**Input for this task**:
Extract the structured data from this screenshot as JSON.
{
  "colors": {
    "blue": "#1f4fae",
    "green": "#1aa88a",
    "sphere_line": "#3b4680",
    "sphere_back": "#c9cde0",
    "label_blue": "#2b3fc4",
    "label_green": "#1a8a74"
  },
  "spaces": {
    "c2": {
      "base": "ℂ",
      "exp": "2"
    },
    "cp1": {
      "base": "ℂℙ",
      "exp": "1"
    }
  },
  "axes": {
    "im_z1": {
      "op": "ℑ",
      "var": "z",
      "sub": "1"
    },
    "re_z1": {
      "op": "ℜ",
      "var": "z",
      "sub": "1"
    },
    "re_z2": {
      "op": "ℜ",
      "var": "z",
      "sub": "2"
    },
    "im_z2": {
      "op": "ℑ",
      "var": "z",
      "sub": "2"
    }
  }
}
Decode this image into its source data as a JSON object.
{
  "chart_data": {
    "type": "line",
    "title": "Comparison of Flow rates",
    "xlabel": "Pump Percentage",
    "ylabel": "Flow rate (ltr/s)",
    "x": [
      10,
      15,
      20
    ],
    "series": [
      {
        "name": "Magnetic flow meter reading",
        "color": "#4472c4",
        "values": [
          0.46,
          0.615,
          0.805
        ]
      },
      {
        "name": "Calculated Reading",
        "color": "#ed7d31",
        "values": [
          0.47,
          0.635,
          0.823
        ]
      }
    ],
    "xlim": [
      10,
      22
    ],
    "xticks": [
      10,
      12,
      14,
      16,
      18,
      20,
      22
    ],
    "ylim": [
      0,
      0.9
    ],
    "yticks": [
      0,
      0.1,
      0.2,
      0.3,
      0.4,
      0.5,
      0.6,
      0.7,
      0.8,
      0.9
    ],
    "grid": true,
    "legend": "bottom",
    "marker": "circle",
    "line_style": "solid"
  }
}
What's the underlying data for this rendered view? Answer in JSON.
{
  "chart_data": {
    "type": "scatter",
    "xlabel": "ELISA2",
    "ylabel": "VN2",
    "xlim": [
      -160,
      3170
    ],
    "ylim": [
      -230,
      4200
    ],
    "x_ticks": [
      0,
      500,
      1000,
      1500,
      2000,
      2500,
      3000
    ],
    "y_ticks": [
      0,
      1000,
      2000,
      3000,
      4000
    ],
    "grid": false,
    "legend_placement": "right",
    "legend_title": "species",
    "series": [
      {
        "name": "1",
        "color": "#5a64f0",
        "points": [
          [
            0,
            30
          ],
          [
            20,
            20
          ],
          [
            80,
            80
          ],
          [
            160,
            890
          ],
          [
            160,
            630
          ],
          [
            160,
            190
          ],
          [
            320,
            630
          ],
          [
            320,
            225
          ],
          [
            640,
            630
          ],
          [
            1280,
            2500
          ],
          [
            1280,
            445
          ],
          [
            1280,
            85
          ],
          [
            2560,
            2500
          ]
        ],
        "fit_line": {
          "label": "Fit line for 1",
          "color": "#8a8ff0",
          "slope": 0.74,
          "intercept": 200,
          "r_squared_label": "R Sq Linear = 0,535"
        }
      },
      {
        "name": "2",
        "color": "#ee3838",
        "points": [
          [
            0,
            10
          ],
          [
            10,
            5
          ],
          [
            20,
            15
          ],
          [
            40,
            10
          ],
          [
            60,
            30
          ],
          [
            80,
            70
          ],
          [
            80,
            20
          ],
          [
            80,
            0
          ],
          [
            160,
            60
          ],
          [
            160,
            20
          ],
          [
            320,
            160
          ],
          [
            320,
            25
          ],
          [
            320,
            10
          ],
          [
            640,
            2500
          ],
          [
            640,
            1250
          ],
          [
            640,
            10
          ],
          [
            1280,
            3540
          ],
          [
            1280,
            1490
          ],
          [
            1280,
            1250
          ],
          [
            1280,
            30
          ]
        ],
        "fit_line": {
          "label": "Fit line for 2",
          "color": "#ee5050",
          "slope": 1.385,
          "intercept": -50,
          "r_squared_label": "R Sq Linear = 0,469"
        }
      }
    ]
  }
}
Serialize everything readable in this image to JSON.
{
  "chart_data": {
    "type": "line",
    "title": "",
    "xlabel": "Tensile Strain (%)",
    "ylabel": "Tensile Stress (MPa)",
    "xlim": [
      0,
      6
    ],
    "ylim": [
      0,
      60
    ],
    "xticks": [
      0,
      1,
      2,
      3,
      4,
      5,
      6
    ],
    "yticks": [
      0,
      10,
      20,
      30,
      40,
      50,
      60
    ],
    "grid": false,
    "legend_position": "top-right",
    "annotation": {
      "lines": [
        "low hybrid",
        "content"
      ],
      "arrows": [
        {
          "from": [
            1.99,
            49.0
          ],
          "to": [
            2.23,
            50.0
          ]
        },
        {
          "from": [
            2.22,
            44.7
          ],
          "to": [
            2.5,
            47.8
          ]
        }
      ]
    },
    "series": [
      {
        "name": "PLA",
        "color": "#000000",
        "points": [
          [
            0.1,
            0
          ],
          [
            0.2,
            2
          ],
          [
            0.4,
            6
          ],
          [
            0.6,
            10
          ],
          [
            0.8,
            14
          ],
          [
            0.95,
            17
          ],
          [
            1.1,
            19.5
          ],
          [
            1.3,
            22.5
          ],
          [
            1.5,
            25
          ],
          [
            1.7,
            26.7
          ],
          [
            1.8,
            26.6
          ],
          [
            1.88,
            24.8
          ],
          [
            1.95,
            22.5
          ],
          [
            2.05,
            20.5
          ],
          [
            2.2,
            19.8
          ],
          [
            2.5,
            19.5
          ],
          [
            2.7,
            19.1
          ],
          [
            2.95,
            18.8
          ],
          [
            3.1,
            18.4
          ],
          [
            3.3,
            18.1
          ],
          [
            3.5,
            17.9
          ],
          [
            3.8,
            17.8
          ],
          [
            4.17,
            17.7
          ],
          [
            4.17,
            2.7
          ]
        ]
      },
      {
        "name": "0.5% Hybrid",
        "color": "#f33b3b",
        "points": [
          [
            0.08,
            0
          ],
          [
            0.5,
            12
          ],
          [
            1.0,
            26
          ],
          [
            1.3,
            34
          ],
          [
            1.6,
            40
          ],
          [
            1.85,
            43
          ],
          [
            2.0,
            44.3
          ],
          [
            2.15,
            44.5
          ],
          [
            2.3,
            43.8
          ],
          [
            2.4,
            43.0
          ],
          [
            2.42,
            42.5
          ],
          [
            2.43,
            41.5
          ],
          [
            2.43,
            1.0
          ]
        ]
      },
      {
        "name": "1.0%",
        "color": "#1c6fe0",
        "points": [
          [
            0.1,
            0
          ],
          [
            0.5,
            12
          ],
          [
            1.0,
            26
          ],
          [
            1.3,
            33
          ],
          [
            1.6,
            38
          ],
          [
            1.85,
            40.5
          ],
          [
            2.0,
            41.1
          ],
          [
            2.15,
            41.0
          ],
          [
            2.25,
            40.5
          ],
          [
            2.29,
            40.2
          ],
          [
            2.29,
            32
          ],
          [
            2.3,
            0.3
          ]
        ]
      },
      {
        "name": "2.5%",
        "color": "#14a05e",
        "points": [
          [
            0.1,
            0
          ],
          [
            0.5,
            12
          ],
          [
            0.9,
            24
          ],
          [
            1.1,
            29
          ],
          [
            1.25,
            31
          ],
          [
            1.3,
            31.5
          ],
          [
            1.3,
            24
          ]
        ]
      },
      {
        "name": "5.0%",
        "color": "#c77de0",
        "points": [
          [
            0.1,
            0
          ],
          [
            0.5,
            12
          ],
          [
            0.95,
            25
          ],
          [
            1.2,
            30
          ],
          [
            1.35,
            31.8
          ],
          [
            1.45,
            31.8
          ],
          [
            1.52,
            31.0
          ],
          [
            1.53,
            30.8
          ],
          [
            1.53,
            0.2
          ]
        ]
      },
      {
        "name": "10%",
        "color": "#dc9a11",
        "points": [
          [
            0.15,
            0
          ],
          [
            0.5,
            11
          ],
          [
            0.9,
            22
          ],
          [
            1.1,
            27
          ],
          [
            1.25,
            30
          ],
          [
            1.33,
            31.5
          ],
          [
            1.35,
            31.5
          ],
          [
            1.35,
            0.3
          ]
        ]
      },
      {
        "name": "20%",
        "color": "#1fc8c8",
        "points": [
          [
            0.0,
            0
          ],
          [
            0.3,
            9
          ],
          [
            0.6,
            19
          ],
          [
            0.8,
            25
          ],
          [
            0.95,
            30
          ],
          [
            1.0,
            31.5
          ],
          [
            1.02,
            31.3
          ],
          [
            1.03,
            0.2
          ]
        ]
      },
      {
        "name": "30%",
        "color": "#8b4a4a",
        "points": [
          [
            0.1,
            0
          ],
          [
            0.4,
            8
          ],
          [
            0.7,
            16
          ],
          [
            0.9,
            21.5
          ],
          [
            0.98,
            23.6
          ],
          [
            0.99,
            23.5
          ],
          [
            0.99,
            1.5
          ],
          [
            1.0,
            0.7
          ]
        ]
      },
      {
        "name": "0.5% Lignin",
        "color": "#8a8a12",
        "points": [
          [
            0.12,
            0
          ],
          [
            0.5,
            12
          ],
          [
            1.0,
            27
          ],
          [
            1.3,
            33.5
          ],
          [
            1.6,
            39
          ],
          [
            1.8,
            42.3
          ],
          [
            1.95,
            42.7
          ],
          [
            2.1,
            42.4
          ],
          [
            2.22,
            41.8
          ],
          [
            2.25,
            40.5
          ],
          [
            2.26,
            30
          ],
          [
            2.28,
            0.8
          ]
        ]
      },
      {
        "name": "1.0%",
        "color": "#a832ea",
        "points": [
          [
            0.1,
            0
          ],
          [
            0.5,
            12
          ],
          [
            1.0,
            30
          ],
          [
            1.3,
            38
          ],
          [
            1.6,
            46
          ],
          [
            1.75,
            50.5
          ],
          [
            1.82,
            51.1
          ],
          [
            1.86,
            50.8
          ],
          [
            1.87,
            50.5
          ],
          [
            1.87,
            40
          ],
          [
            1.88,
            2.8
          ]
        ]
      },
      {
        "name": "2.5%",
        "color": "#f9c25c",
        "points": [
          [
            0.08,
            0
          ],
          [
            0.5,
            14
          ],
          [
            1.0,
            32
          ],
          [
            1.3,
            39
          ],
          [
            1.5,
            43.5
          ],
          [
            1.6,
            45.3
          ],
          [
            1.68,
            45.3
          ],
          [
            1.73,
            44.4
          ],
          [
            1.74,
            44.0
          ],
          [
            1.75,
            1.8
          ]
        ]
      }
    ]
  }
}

**Stated task**:
Identify which lines contain the word "right" and copy each one.

**The output**:
    "legend_placement": "right",
    "legend_position": "top-right",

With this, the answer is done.